> Stored records:

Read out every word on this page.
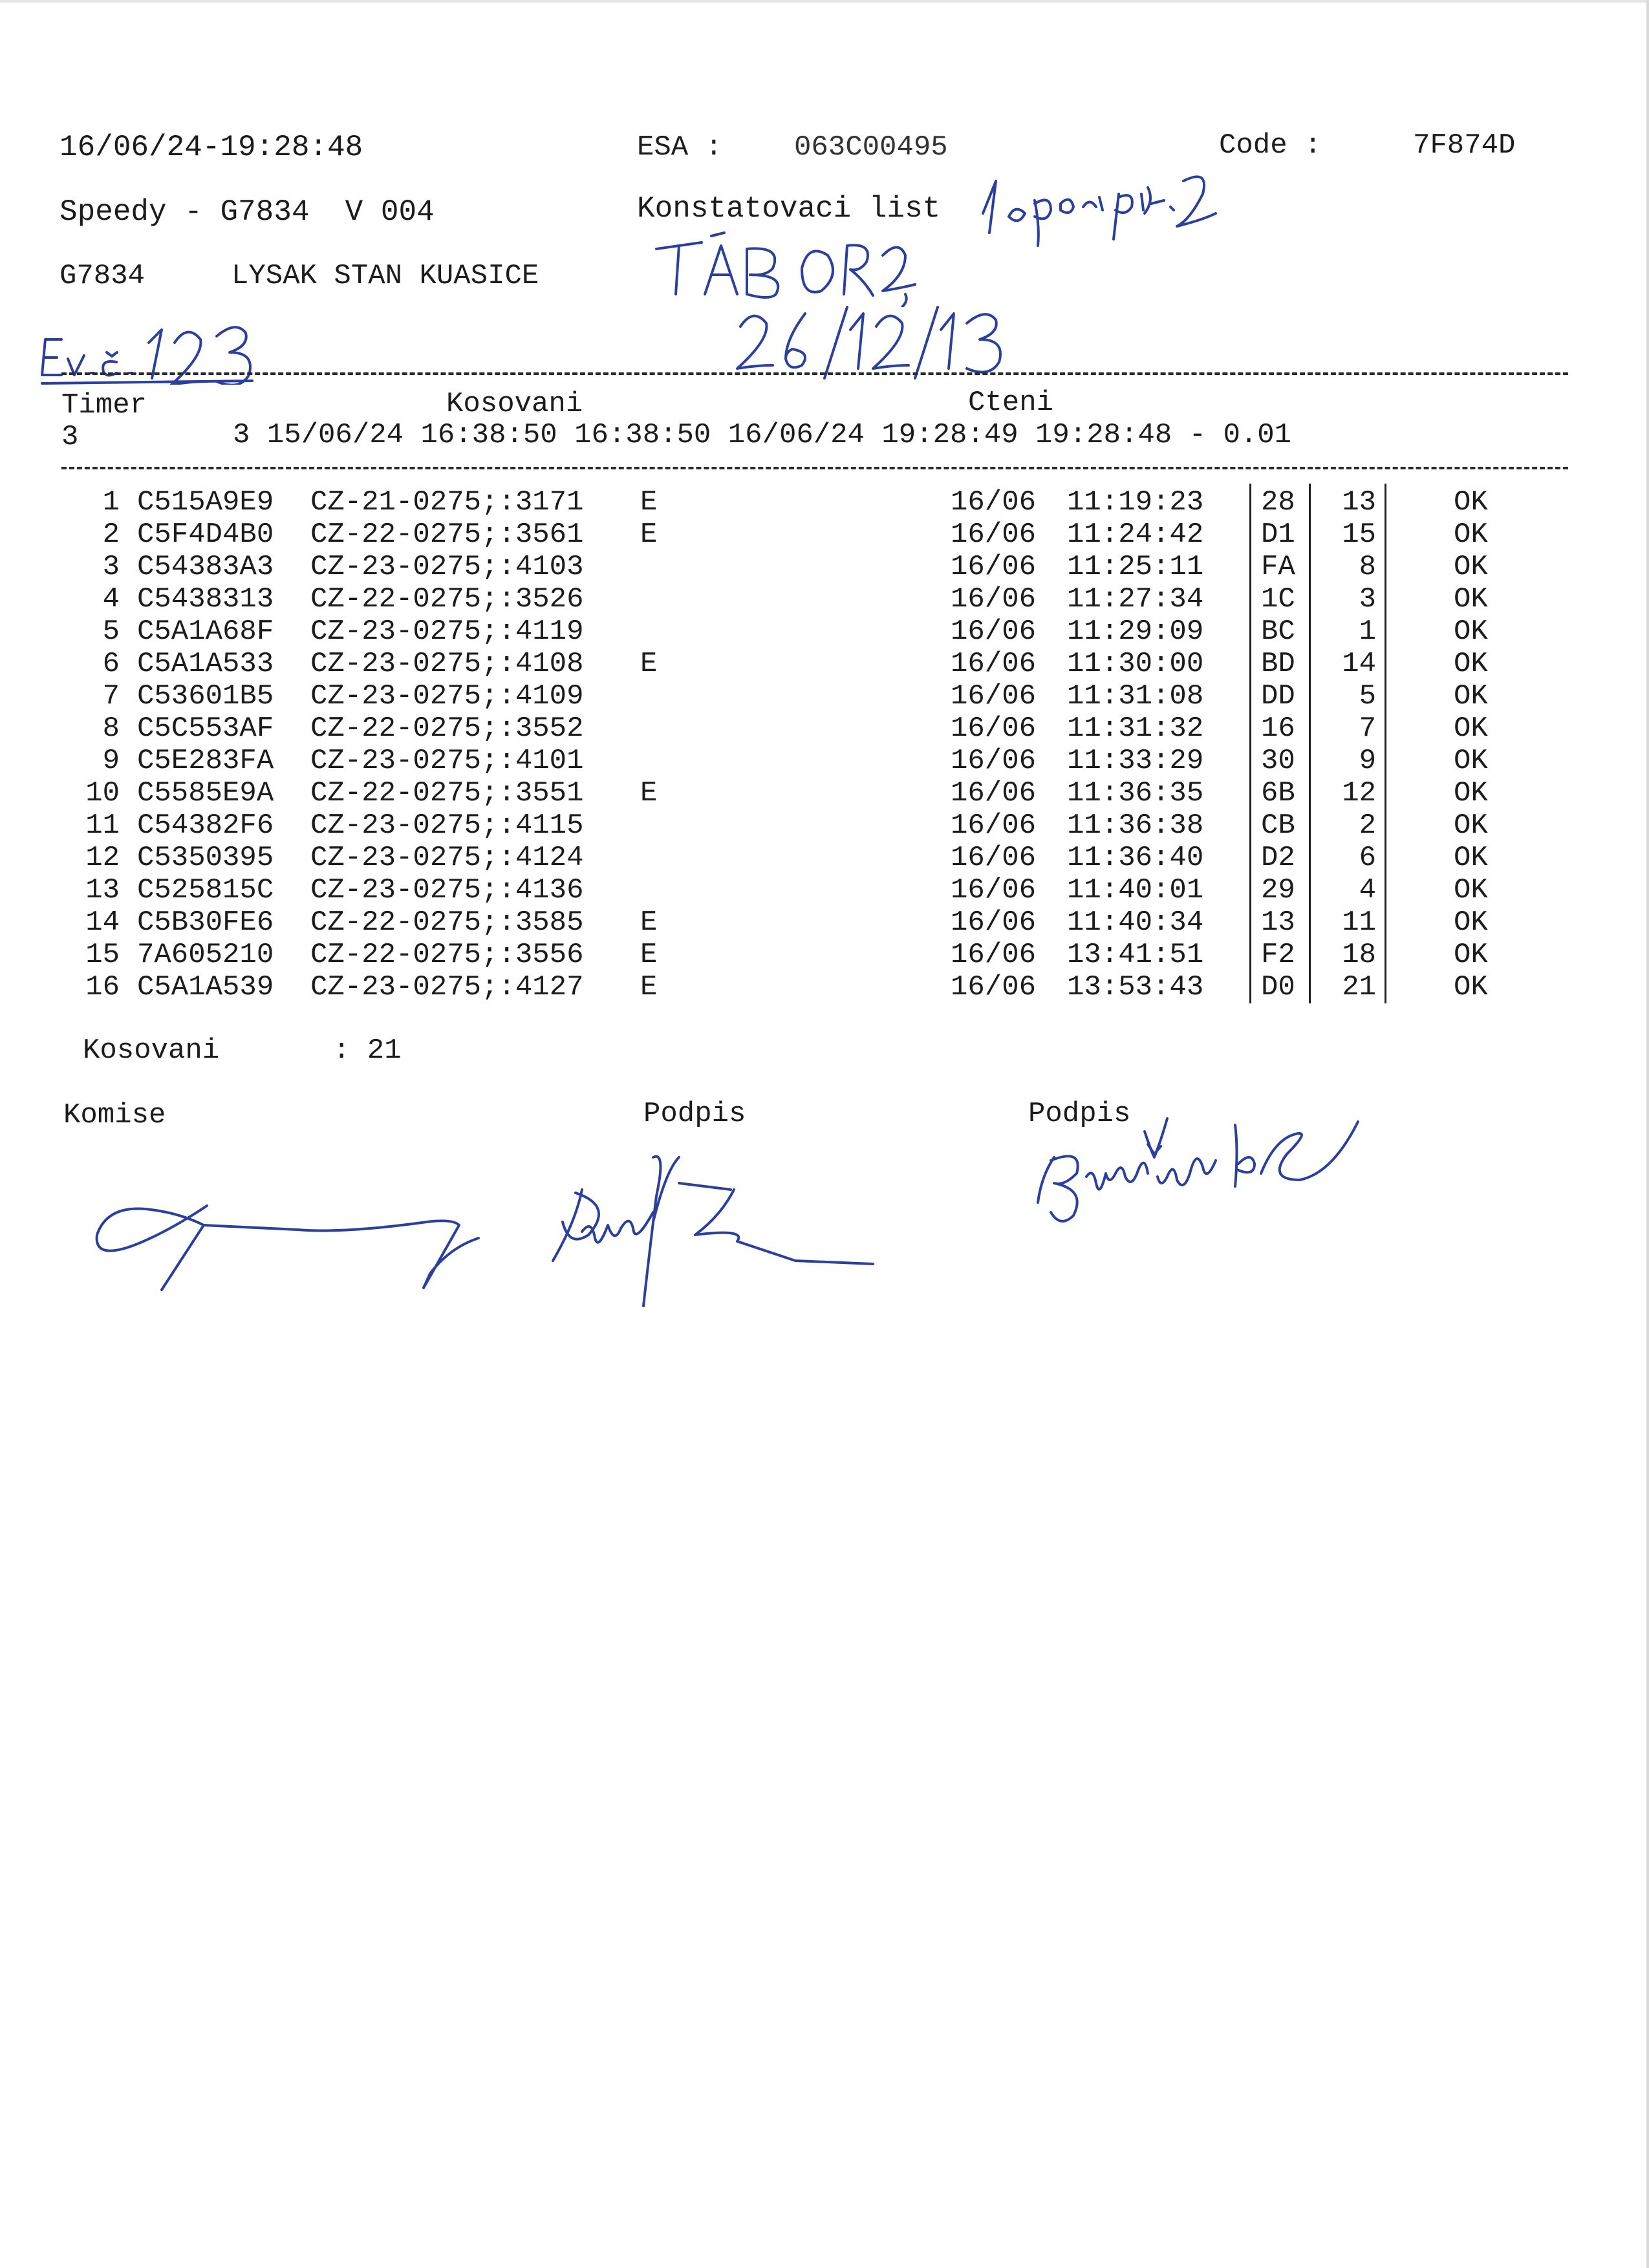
16/06/24-19:28:48	ESA :	063C00495	Code :	7F874D
Speedy - G7834  V 004	Konstatovaci list
G7834	LYSAK STAN KUASICE
Timer	Kosovani	Cteni
3	3 15/06/24 16:38:50 16:38:50 16/06/24 19:28:49 19:28:48 - 0.01
1 C515A9E9 CZ-21-0275;:3171 E	16/06 11:19:23 28 13	OK
2 C5F4D4B0 CZ-22-0275;:3561 E	16/06 11:24:42 D1 15	OK
3 C54383A3 CZ-23-0275;:4103	16/06 11:25:11 FA 8	OK
4 C5438313 CZ-22-0275;:3526	16/06 11:27:34 1C 3	OK
5 C5A1A68F CZ-23-0275;:4119	16/06 11:29:09 BC 1	OK
6 C5A1A533 CZ-23-0275;:4108 E	16/06 11:30:00 BD 14	OK
7 C53601B5 CZ-23-0275;:4109	16/06 11:31:08 DD 5	OK
8 C5C553AF CZ-22-0275;:3552	16/06 11:31:32 16 7	OK
9 C5E283FA CZ-23-0275;:4101	16/06 11:33:29 30 9	OK
10 C5585E9A CZ-22-0275;:3551 E	16/06 11:36:35 6B 12	OK
11 C54382F6 CZ-23-0275;:4115	16/06 11:36:38 CB 2	OK
12 C5350395 CZ-23-0275;:4124	16/06 11:36:40 D2 6	OK
13 C525815C CZ-23-0275;:4136	16/06 11:40:01 29 4	OK
14 C5B30FE6 CZ-22-0275;:3585 E	16/06 11:40:34 13 11	OK
15 7A605210 CZ-22-0275;:3556 E	16/06 13:41:51 F2 18	OK
16 C5A1A539 CZ-23-0275;:4127 E	16/06 13:53:43 D0 21	OK
Kosovani	: 21
Komise	Podpis	Podpis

> Your goal: Repeat all the records above exactly, leaving out any pictures.

> Result:
Read out every word on this page.
16/06/24-19:28:48	ESA :	063C00495	Code :	7F874D
Speedy - G7834  V 004	Konstatovaci list
G7834	LYSAK STAN KUASICE
Timer	Kosovani	Cteni
3	3 15/06/24 16:38:50 16:38:50 16/06/24 19:28:49 19:28:48 - 0.01
1 C515A9E9 CZ-21-0275;:3171 E	16/06 11:19:23 28 13	OK
2 C5F4D4B0 CZ-22-0275;:3561 E	16/06 11:24:42 D1 15	OK
3 C54383A3 CZ-23-0275;:4103	16/06 11:25:11 FA 8	OK
4 C5438313 CZ-22-0275;:3526	16/06 11:27:34 1C 3	OK
5 C5A1A68F CZ-23-0275;:4119	16/06 11:29:09 BC 1	OK
6 C5A1A533 CZ-23-0275;:4108 E	16/06 11:30:00 BD 14	OK
7 C53601B5 CZ-23-0275;:4109	16/06 11:31:08 DD 5	OK
8 C5C553AF CZ-22-0275;:3552	16/06 11:31:32 16 7	OK
9 C5E283FA CZ-23-0275;:4101	16/06 11:33:29 30 9	OK
10 C5585E9A CZ-22-0275;:3551 E	16/06 11:36:35 6B 12	OK
11 C54382F6 CZ-23-0275;:4115	16/06 11:36:38 CB 2	OK
12 C5350395 CZ-23-0275;:4124	16/06 11:36:40 D2 6	OK
13 C525815C CZ-23-0275;:4136	16/06 11:40:01 29 4	OK
14 C5B30FE6 CZ-22-0275;:3585 E	16/06 11:40:34 13 11	OK
15 7A605210 CZ-22-0275;:3556 E	16/06 13:41:51 F2 18	OK
16 C5A1A539 CZ-23-0275;:4127 E	16/06 13:53:43 D0 21	OK
Kosovani	: 21
Komise	Podpis	Podpis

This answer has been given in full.